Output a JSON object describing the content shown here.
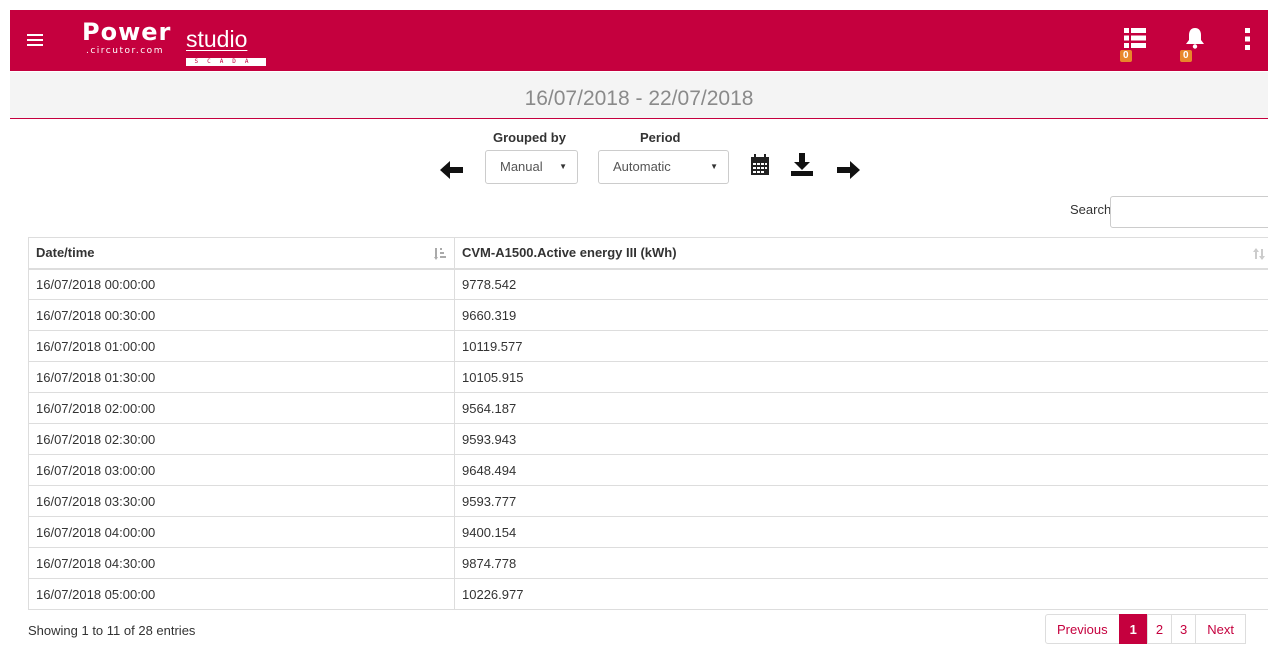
{
  "header": {
    "logo_power": "Power",
    "logo_studio": "studio",
    "logo_circutor": ".circutor.com",
    "logo_scada": "SCADA",
    "events_badge": "0",
    "alarms_badge": "0"
  },
  "date_range": "16/07/2018 - 22/07/2018",
  "toolbar": {
    "grouped_by_label": "Grouped by",
    "grouped_by_value": "Manual",
    "period_label": "Period",
    "period_value": "Automatic",
    "icons": [
      "arrow-left-icon",
      "calendar-icon",
      "download-icon",
      "arrow-right-icon"
    ]
  },
  "search": {
    "label": "Search",
    "value": ""
  },
  "table": {
    "columns": [
      "Date/time",
      "CVM-A1500.Active energy III (kWh)"
    ],
    "rows": [
      [
        "16/07/2018 00:00:00",
        "9778.542"
      ],
      [
        "16/07/2018 00:30:00",
        "9660.319"
      ],
      [
        "16/07/2018 01:00:00",
        "10119.577"
      ],
      [
        "16/07/2018 01:30:00",
        "10105.915"
      ],
      [
        "16/07/2018 02:00:00",
        "9564.187"
      ],
      [
        "16/07/2018 02:30:00",
        "9593.943"
      ],
      [
        "16/07/2018 03:00:00",
        "9648.494"
      ],
      [
        "16/07/2018 03:30:00",
        "9593.777"
      ],
      [
        "16/07/2018 04:00:00",
        "9400.154"
      ],
      [
        "16/07/2018 04:30:00",
        "9874.778"
      ],
      [
        "16/07/2018 05:00:00",
        "10226.977"
      ]
    ]
  },
  "footer": {
    "info": "Showing 1 to 11 of 28 entries",
    "previous": "Previous",
    "pages": [
      "1",
      "2",
      "3"
    ],
    "next": "Next"
  },
  "colors": {
    "brand": "#c5003e",
    "badge": "#e8872a"
  }
}
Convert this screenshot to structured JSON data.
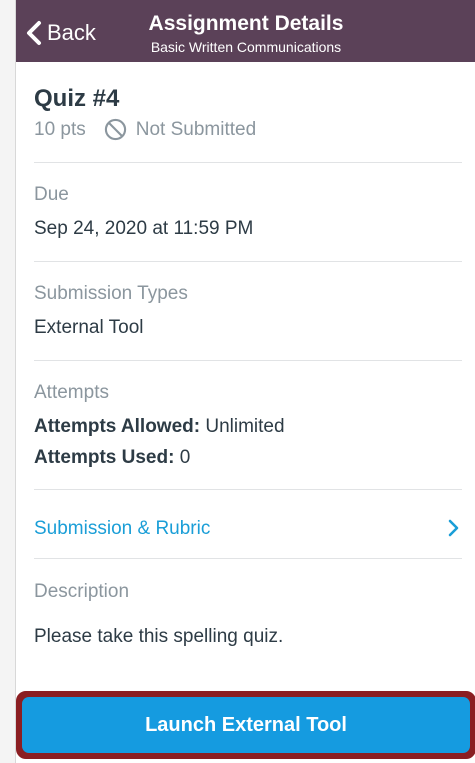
{
  "navbar": {
    "back_label": "Back",
    "title": "Assignment Details",
    "subtitle": "Basic Written Communications",
    "background": "#5b4158"
  },
  "assignment": {
    "title": "Quiz #4",
    "points": "10 pts",
    "submission_status": "Not Submitted"
  },
  "due": {
    "label": "Due",
    "value": "Sep 24, 2020 at 11:59 PM"
  },
  "submission_types": {
    "label": "Submission Types",
    "value": "External Tool"
  },
  "attempts": {
    "label": "Attempts",
    "allowed_label": "Attempts Allowed:",
    "allowed_value": "Unlimited",
    "used_label": "Attempts Used:",
    "used_value": "0"
  },
  "submission_rubric": {
    "label": "Submission & Rubric",
    "color": "#1a9ed7"
  },
  "description": {
    "label": "Description",
    "text": "Please take this spelling quiz."
  },
  "launch": {
    "label": "Launch External Tool",
    "color": "#159be0",
    "highlight_color": "#8b1e22"
  },
  "icons": {
    "back": "chevron-left-icon",
    "status": "no-entry-icon",
    "rubric": "chevron-right-icon"
  }
}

########

→ **EXERCISE DETAILS**
Write out each line again precisely as it appears, skipping every picture.

→ **FULL OUTPUT**
Output a JSON object describing the content shown here.
{
  "header": {
    "logo_power": "Power",
    "logo_studio": "studio",
    "logo_circutor": ".circutor.com",
    "logo_scada": "SCADA",
    "events_badge": "0",
    "alarms_badge": "0"
  },
  "date_range": "16/07/2018 - 22/07/2018",
  "toolbar": {
    "grouped_by_label": "Grouped by",
    "grouped_by_value": "Manual",
    "period_label": "Period",
    "period_value": "Automatic",
    "icons": [
      "arrow-left-icon",
      "calendar-icon",
      "download-icon",
      "arrow-right-icon"
    ]
  },
  "search": {
    "label": "Search",
    "value": ""
  },
  "table": {
    "columns": [
      "Date/time",
      "CVM-A1500.Active energy III (kWh)"
    ],
    "rows": [
      [
        "16/07/2018 00:00:00",
        "9778.542"
      ],
      [
        "16/07/2018 00:30:00",
        "9660.319"
      ],
      [
        "16/07/2018 01:00:00",
        "10119.577"
      ],
      [
        "16/07/2018 01:30:00",
        "10105.915"
      ],
      [
        "16/07/2018 02:00:00",
        "9564.187"
      ],
      [
        "16/07/2018 02:30:00",
        "9593.943"
      ],
      [
        "16/07/2018 03:00:00",
        "9648.494"
      ],
      [
        "16/07/2018 03:30:00",
        "9593.777"
      ],
      [
        "16/07/2018 04:00:00",
        "9400.154"
      ],
      [
        "16/07/2018 04:30:00",
        "9874.778"
      ],
      [
        "16/07/2018 05:00:00",
        "10226.977"
      ]
    ]
  },
  "footer": {
    "info": "Showing 1 to 11 of 28 entries",
    "previous": "Previous",
    "pages": [
      "1",
      "2",
      "3"
    ],
    "next": "Next"
  },
  "colors": {
    "brand": "#c5003e",
    "badge": "#e8872a"
  }
}
Convert this screenshot to structured JSON data.
{
  "navbar": {
    "back_label": "Back",
    "title": "Assignment Details",
    "subtitle": "Basic Written Communications",
    "background": "#5b4158"
  },
  "assignment": {
    "title": "Quiz #4",
    "points": "10 pts",
    "submission_status": "Not Submitted"
  },
  "due": {
    "label": "Due",
    "value": "Sep 24, 2020 at 11:59 PM"
  },
  "submission_types": {
    "label": "Submission Types",
    "value": "External Tool"
  },
  "attempts": {
    "label": "Attempts",
    "allowed_label": "Attempts Allowed:",
    "allowed_value": "Unlimited",
    "used_label": "Attempts Used:",
    "used_value": "0"
  },
  "submission_rubric": {
    "label": "Submission & Rubric",
    "color": "#1a9ed7"
  },
  "description": {
    "label": "Description",
    "text": "Please take this spelling quiz."
  },
  "launch": {
    "label": "Launch External Tool",
    "color": "#159be0",
    "highlight_color": "#8b1e22"
  },
  "icons": {
    "back": "chevron-left-icon",
    "status": "no-entry-icon",
    "rubric": "chevron-right-icon"
  }
}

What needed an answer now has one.